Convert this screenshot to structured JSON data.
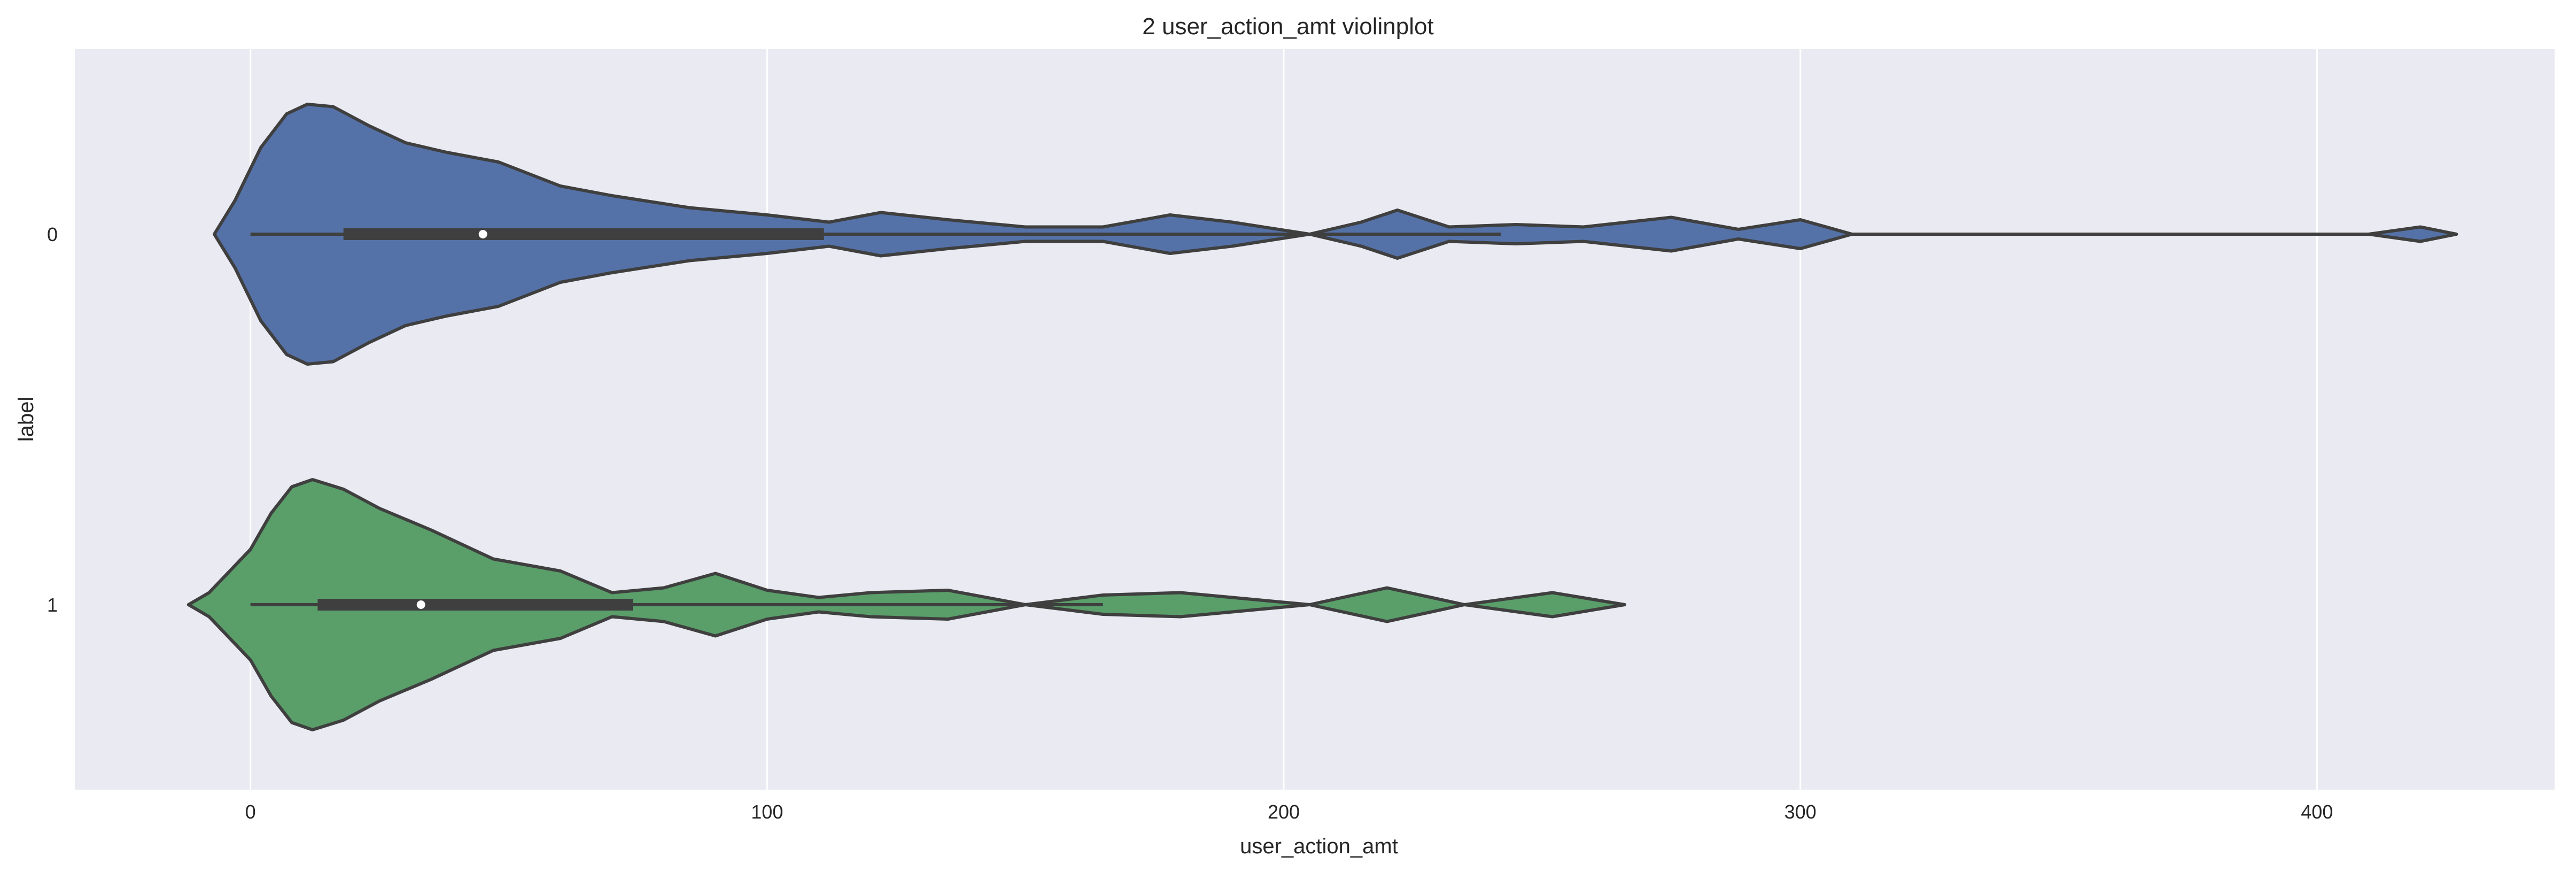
{
  "chart_data": {
    "type": "violin",
    "orientation": "horizontal",
    "title": "2 user_action_amt violinplot",
    "xlabel": "user_action_amt",
    "ylabel": "label",
    "xlim": [
      -34,
      446
    ],
    "xticks": [
      0,
      100,
      200,
      300,
      400
    ],
    "xtick_labels": [
      "0",
      "100",
      "200",
      "300",
      "400"
    ],
    "grid": true,
    "categories": [
      "0",
      "1"
    ],
    "series": [
      {
        "category": "0",
        "color": "#5572a8",
        "box": {
          "whisker_low": 0,
          "q1": 18,
          "median": 45,
          "q3": 111,
          "whisker_high": 242
        },
        "density": [
          [
            -7,
            0.0
          ],
          [
            -3,
            0.14
          ],
          [
            2,
            0.36
          ],
          [
            7,
            0.5
          ],
          [
            11,
            0.54
          ],
          [
            16,
            0.53
          ],
          [
            23,
            0.45
          ],
          [
            30,
            0.38
          ],
          [
            38,
            0.34
          ],
          [
            48,
            0.3
          ],
          [
            60,
            0.2
          ],
          [
            70,
            0.16
          ],
          [
            85,
            0.11
          ],
          [
            100,
            0.08
          ],
          [
            112,
            0.05
          ],
          [
            122,
            0.09
          ],
          [
            135,
            0.06
          ],
          [
            150,
            0.03
          ],
          [
            165,
            0.03
          ],
          [
            178,
            0.08
          ],
          [
            190,
            0.05
          ],
          [
            205,
            0.0
          ],
          [
            215,
            0.05
          ],
          [
            222,
            0.1
          ],
          [
            232,
            0.03
          ],
          [
            245,
            0.04
          ],
          [
            258,
            0.03
          ],
          [
            275,
            0.07
          ],
          [
            288,
            0.02
          ],
          [
            300,
            0.06
          ],
          [
            310,
            0.0
          ],
          [
            360,
            0.0
          ],
          [
            410,
            0.0
          ],
          [
            420,
            0.03
          ],
          [
            427,
            0.0
          ]
        ]
      },
      {
        "category": "1",
        "color": "#5a9e6a",
        "box": {
          "whisker_low": 0,
          "q1": 13,
          "median": 33,
          "q3": 74,
          "whisker_high": 165
        },
        "density": [
          [
            -12,
            0.0
          ],
          [
            -8,
            0.05
          ],
          [
            0,
            0.23
          ],
          [
            4,
            0.38
          ],
          [
            8,
            0.49
          ],
          [
            12,
            0.52
          ],
          [
            18,
            0.48
          ],
          [
            25,
            0.4
          ],
          [
            35,
            0.31
          ],
          [
            47,
            0.19
          ],
          [
            60,
            0.14
          ],
          [
            70,
            0.05
          ],
          [
            80,
            0.07
          ],
          [
            90,
            0.13
          ],
          [
            100,
            0.06
          ],
          [
            110,
            0.03
          ],
          [
            120,
            0.05
          ],
          [
            135,
            0.06
          ],
          [
            150,
            0.0
          ],
          [
            165,
            0.04
          ],
          [
            180,
            0.05
          ],
          [
            195,
            0.02
          ],
          [
            205,
            0.0
          ],
          [
            220,
            0.07
          ],
          [
            235,
            0.0
          ],
          [
            252,
            0.05
          ],
          [
            266,
            0.0
          ]
        ]
      }
    ]
  }
}
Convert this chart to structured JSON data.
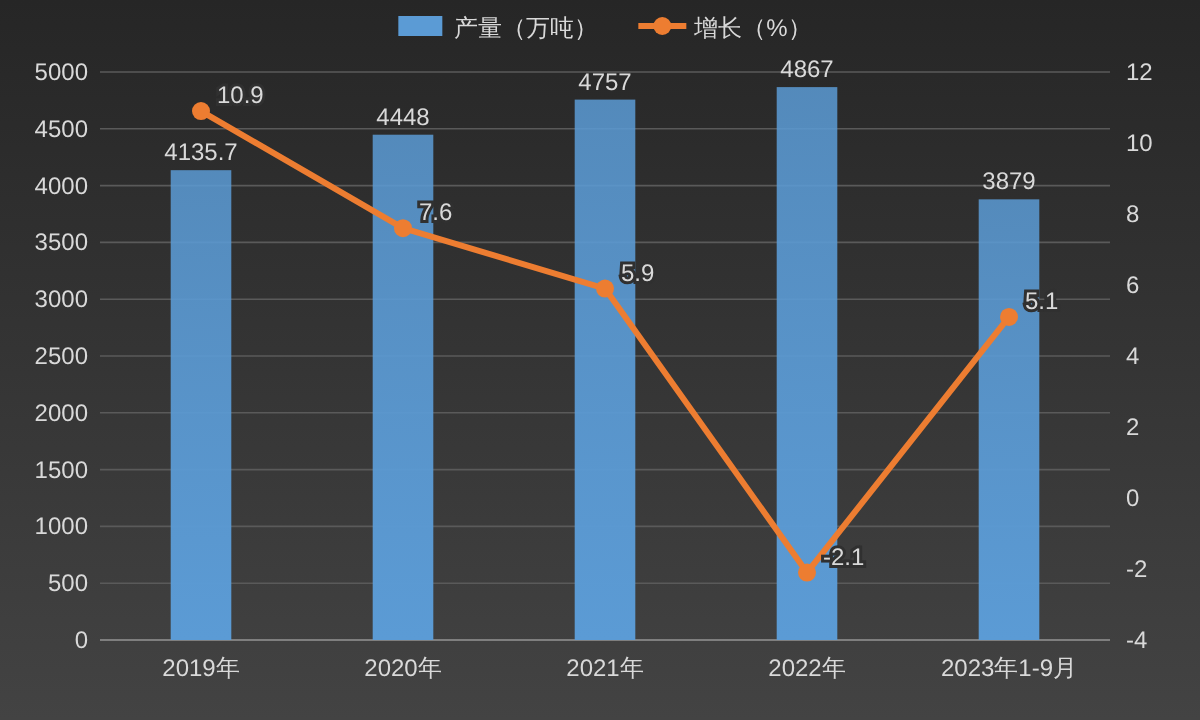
{
  "chart_data": {
    "type": "bar",
    "categories": [
      "2019年",
      "2020年",
      "2021年",
      "2022年",
      "2023年1-9月"
    ],
    "series": [
      {
        "name": "产量（万吨）",
        "color": "#5b9bd5",
        "values": [
          4135.7,
          4448,
          4757,
          4867,
          3879
        ]
      },
      {
        "name": "增长（%）",
        "type": "line",
        "axis": "y2",
        "color": "#ed7d31",
        "values": [
          10.9,
          7.6,
          5.9,
          -2.1,
          5.1
        ]
      }
    ],
    "ylim": [
      0,
      5000
    ],
    "yticks": [
      0,
      500,
      1000,
      1500,
      2000,
      2500,
      3000,
      3500,
      4000,
      4500,
      5000
    ],
    "y2lim": [
      -4,
      12
    ],
    "y2ticks": [
      -4,
      -2,
      0,
      2,
      4,
      6,
      8,
      10,
      12
    ],
    "marker": "circle",
    "grid": "y",
    "legend": "top",
    "data_labels": true
  }
}
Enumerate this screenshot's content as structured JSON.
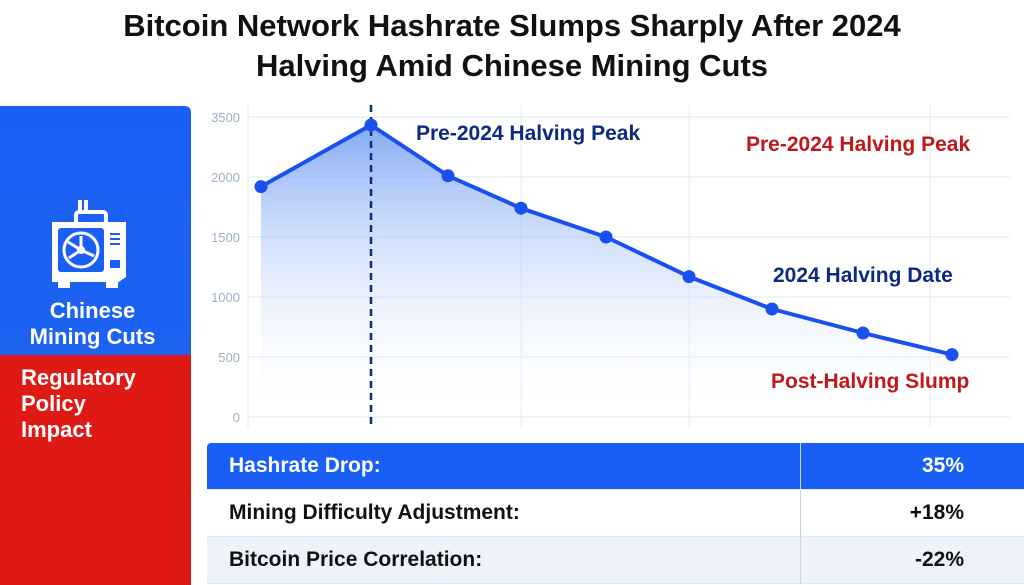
{
  "title_line1": "Bitcoin Network Hashrate Slumps Sharply After 2024",
  "title_line2": "Halving Amid Chinese Mining Cuts",
  "sidebar": {
    "icon": "mining-rig-icon",
    "blue_label_1": "Chinese",
    "blue_label_2": "Mining Cuts",
    "red_label_1": "Regulatory",
    "red_label_2": "Policy",
    "red_label_3": "Impact",
    "blue_color": "#1a5ff5",
    "red_color": "#df1a15"
  },
  "chart_data": {
    "type": "line",
    "title": "",
    "xlabel": "",
    "ylabel": "",
    "y_ticks": [
      0,
      500,
      1000,
      1500,
      2000,
      3500
    ],
    "ylim": [
      0,
      3500
    ],
    "grid": true,
    "x": [
      0,
      1,
      2,
      3,
      4,
      5,
      6,
      7,
      8
    ],
    "series": [
      {
        "name": "Hashrate",
        "values": [
          1920,
          3300,
          2030,
          1740,
          1500,
          1170,
          900,
          700,
          520
        ],
        "color": "#1a4ff0"
      }
    ],
    "halving_index": 1,
    "annotations": {
      "peak_blue": "Pre-2024 Halving Peak",
      "peak_red": "Pre-2024 Halving Peak",
      "halving_date": "2024 Halving Date",
      "slump": "Post-Halving Slump"
    }
  },
  "table": [
    {
      "label": "Hashrate Drop:",
      "value": "35%"
    },
    {
      "label": "Mining Difficulty Adjustment:",
      "value": "+18%"
    },
    {
      "label": "Bitcoin Price Correlation:",
      "value": "-22%"
    }
  ]
}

○ ○ ○ ○ ○

● TASK OBJECTIVE
Copy the final stretch of lines, starting at the one that holds "Enumerate this screenshot's" and ending at the last line of the data, exactly; omit pictures.

● TASK SOLUTION
Enumerate this screenshot's content as structured JSON.
{
  "title_line1": "Bitcoin Network Hashrate Slumps Sharply After 2024",
  "title_line2": "Halving Amid Chinese Mining Cuts",
  "sidebar": {
    "icon": "mining-rig-icon",
    "blue_label_1": "Chinese",
    "blue_label_2": "Mining Cuts",
    "red_label_1": "Regulatory",
    "red_label_2": "Policy",
    "red_label_3": "Impact",
    "blue_color": "#1a5ff5",
    "red_color": "#df1a15"
  },
  "chart_data": {
    "type": "line",
    "title": "",
    "xlabel": "",
    "ylabel": "",
    "y_ticks": [
      0,
      500,
      1000,
      1500,
      2000,
      3500
    ],
    "ylim": [
      0,
      3500
    ],
    "grid": true,
    "x": [
      0,
      1,
      2,
      3,
      4,
      5,
      6,
      7,
      8
    ],
    "series": [
      {
        "name": "Hashrate",
        "values": [
          1920,
          3300,
          2030,
          1740,
          1500,
          1170,
          900,
          700,
          520
        ],
        "color": "#1a4ff0"
      }
    ],
    "halving_index": 1,
    "annotations": {
      "peak_blue": "Pre-2024 Halving Peak",
      "peak_red": "Pre-2024 Halving Peak",
      "halving_date": "2024 Halving Date",
      "slump": "Post-Halving Slump"
    }
  },
  "table": [
    {
      "label": "Hashrate Drop:",
      "value": "35%"
    },
    {
      "label": "Mining Difficulty Adjustment:",
      "value": "+18%"
    },
    {
      "label": "Bitcoin Price Correlation:",
      "value": "-22%"
    }
  ]
}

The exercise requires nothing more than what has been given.